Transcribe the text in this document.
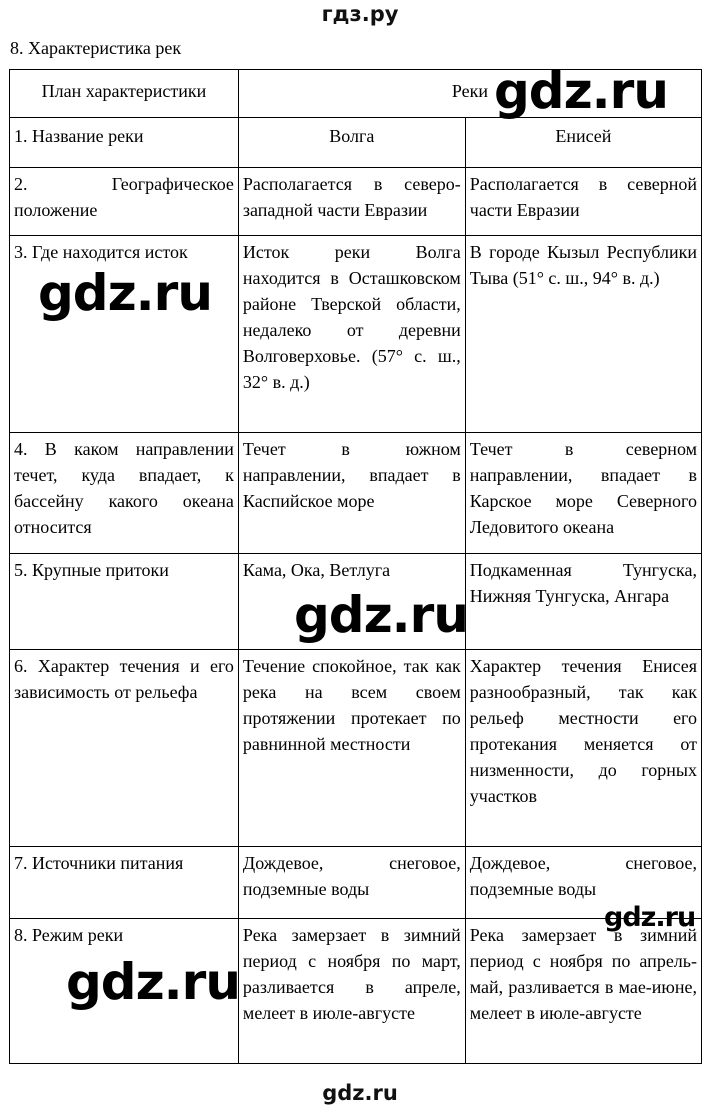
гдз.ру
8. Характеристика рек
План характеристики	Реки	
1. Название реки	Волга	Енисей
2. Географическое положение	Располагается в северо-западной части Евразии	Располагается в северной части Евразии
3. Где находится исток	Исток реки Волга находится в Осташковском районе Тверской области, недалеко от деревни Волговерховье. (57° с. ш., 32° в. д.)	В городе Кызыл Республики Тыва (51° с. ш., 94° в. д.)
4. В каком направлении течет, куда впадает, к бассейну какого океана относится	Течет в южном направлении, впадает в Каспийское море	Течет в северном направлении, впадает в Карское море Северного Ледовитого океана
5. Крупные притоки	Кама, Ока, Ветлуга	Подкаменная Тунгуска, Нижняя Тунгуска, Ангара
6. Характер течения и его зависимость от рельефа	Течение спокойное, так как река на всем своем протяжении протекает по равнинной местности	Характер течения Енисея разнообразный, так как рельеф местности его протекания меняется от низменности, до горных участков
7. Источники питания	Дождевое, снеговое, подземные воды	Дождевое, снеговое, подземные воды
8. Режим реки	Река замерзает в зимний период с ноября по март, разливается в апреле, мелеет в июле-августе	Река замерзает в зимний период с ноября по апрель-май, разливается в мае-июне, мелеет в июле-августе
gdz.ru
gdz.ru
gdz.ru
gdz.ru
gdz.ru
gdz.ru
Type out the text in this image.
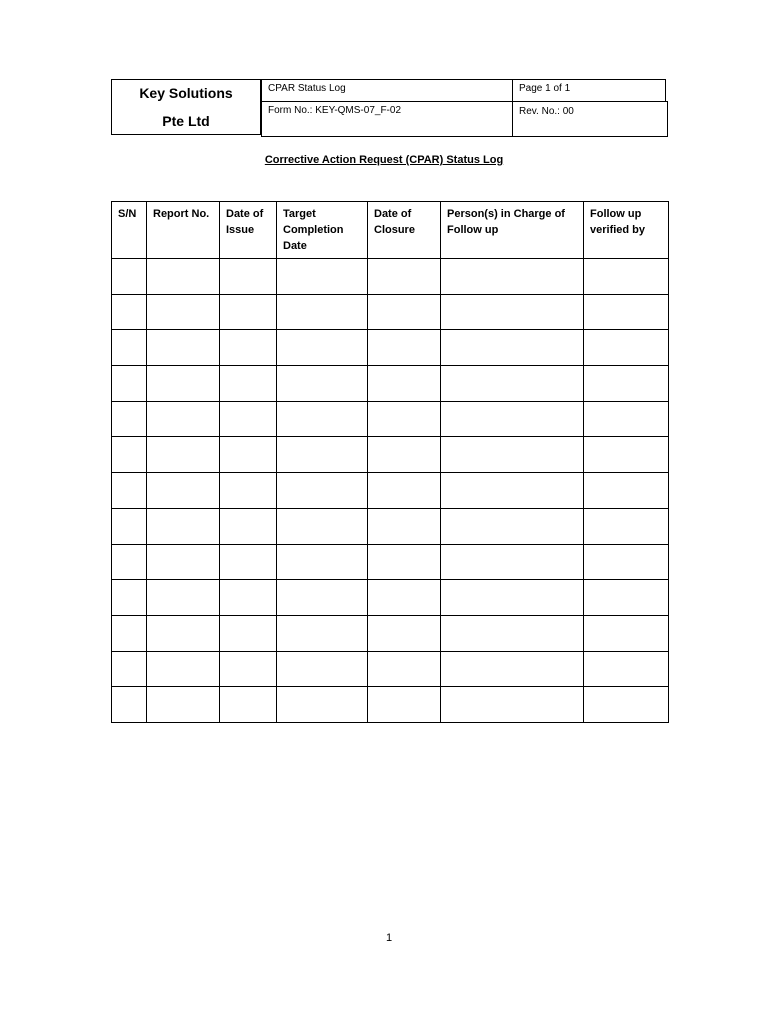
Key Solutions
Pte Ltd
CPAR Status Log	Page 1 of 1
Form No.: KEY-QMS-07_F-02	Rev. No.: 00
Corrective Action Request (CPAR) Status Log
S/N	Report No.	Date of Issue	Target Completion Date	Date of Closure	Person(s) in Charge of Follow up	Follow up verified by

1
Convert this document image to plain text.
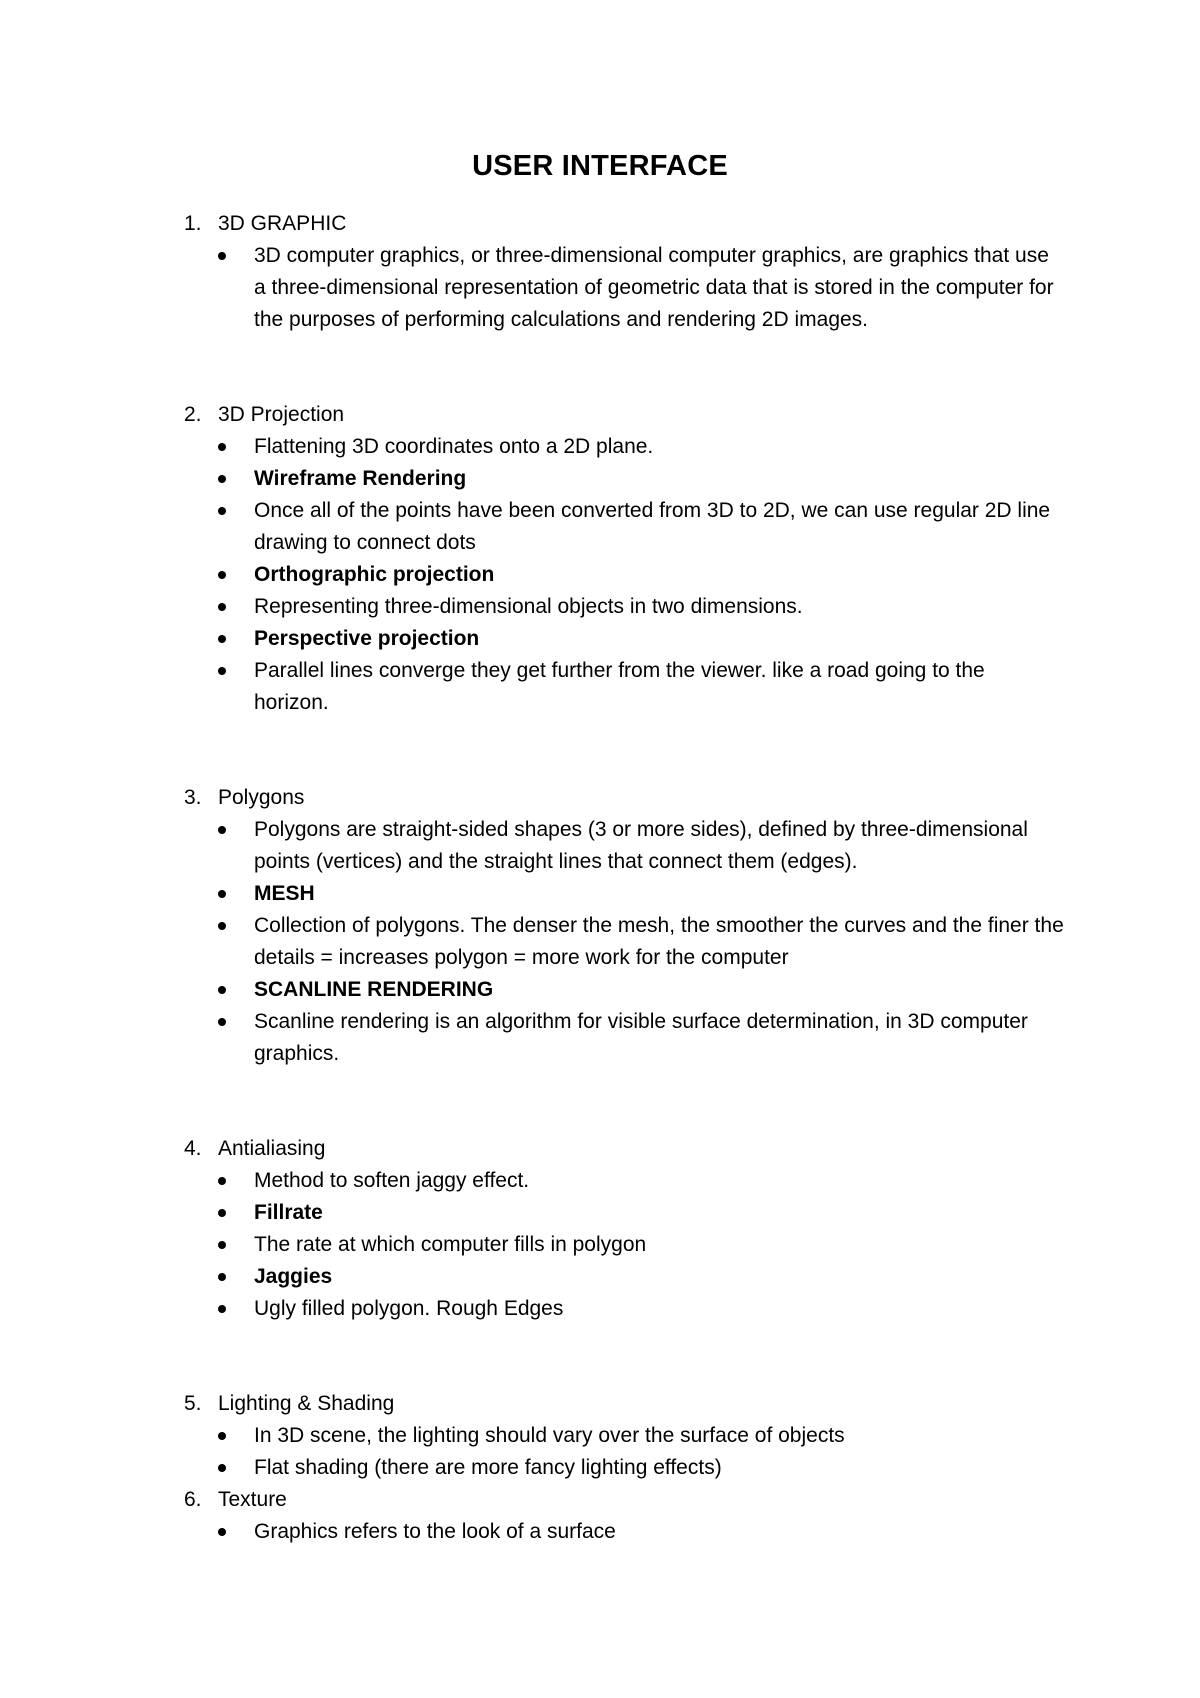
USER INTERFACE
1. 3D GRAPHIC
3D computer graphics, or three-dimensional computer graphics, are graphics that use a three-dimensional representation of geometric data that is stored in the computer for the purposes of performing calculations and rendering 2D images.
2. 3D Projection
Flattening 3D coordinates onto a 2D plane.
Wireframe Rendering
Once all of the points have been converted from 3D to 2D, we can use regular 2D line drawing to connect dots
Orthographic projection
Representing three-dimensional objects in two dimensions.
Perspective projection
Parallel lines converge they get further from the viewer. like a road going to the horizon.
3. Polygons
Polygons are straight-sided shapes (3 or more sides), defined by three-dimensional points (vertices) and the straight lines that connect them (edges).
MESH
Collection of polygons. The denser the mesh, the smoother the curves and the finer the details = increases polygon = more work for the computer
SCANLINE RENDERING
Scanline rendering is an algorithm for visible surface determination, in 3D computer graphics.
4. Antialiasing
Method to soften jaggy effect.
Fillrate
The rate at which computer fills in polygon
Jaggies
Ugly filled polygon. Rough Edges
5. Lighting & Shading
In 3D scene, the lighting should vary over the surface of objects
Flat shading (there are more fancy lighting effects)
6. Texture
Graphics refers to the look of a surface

==*==

EXERCISE DESCRIPTION → Above are the records; reproduce them exactly and leave out the pictures.

RESULT OF THIS EXERCISE →
Transcribe the text in this document.
гдз.ру
8. Характеристика рек
План характеристики	Реки	
1. Название реки	Волга	Енисей
2. Географическое положение	Располагается в северо-западной части Евразии	Располагается в северной части Евразии
3. Где находится исток	Исток реки Волга находится в Осташковском районе Тверской области, недалеко от деревни Волговерховье. (57° с. ш., 32° в. д.)	В городе Кызыл Республики Тыва (51° с. ш., 94° в. д.)
4. В каком направлении течет, куда впадает, к бассейну какого океана относится	Течет в южном направлении, впадает в Каспийское море	Течет в северном направлении, впадает в Карское море Северного Ледовитого океана
5. Крупные притоки	Кама, Ока, Ветлуга	Подкаменная Тунгуска, Нижняя Тунгуска, Ангара
6. Характер течения и его зависимость от рельефа	Течение спокойное, так как река на всем своем протяжении протекает по равнинной местности	Характер течения Енисея разнообразный, так как рельеф местности его протекания меняется от низменности, до горных участков
7. Источники питания	Дождевое, снеговое, подземные воды	Дождевое, снеговое, подземные воды
8. Режим реки	Река замерзает в зимний период с ноября по март, разливается в апреле, мелеет в июле-августе	Река замерзает в зимний период с ноября по апрель-май, разливается в мае-июне, мелеет в июле-августе
gdz.ru
gdz.ru
gdz.ru
gdz.ru
gdz.ru
gdz.ru
Type out the text in this image.
Key Solutions
Pte Ltd
CPAR Status Log	Page 1 of 1
Form No.: KEY-QMS-07_F-02	Rev. No.: 00
Corrective Action Request (CPAR) Status Log
S/N	Report No.	Date of Issue	Target Completion Date	Date of Closure	Person(s) in Charge of Follow up	Follow up verified by

1
Convert this document image to plain text.
USER INTERFACE
1. 3D GRAPHIC
3D computer graphics, or three-dimensional computer graphics, are graphics that use a three-dimensional representation of geometric data that is stored in the computer for the purposes of performing calculations and rendering 2D images.
2. 3D Projection
Flattening 3D coordinates onto a 2D plane.
Wireframe Rendering
Once all of the points have been converted from 3D to 2D, we can use regular 2D line drawing to connect dots
Orthographic projection
Representing three-dimensional objects in two dimensions.
Perspective projection
Parallel lines converge they get further from the viewer. like a road going to the horizon.
3. Polygons
Polygons are straight-sided shapes (3 or more sides), defined by three-dimensional points (vertices) and the straight lines that connect them (edges).
MESH
Collection of polygons. The denser the mesh, the smoother the curves and the finer the details = increases polygon = more work for the computer
SCANLINE RENDERING
Scanline rendering is an algorithm for visible surface determination, in 3D computer graphics.
4. Antialiasing
Method to soften jaggy effect.
Fillrate
The rate at which computer fills in polygon
Jaggies
Ugly filled polygon. Rough Edges
5. Lighting & Shading
In 3D scene, the lighting should vary over the surface of objects
Flat shading (there are more fancy lighting effects)
6. Texture
Graphics refers to the look of a surface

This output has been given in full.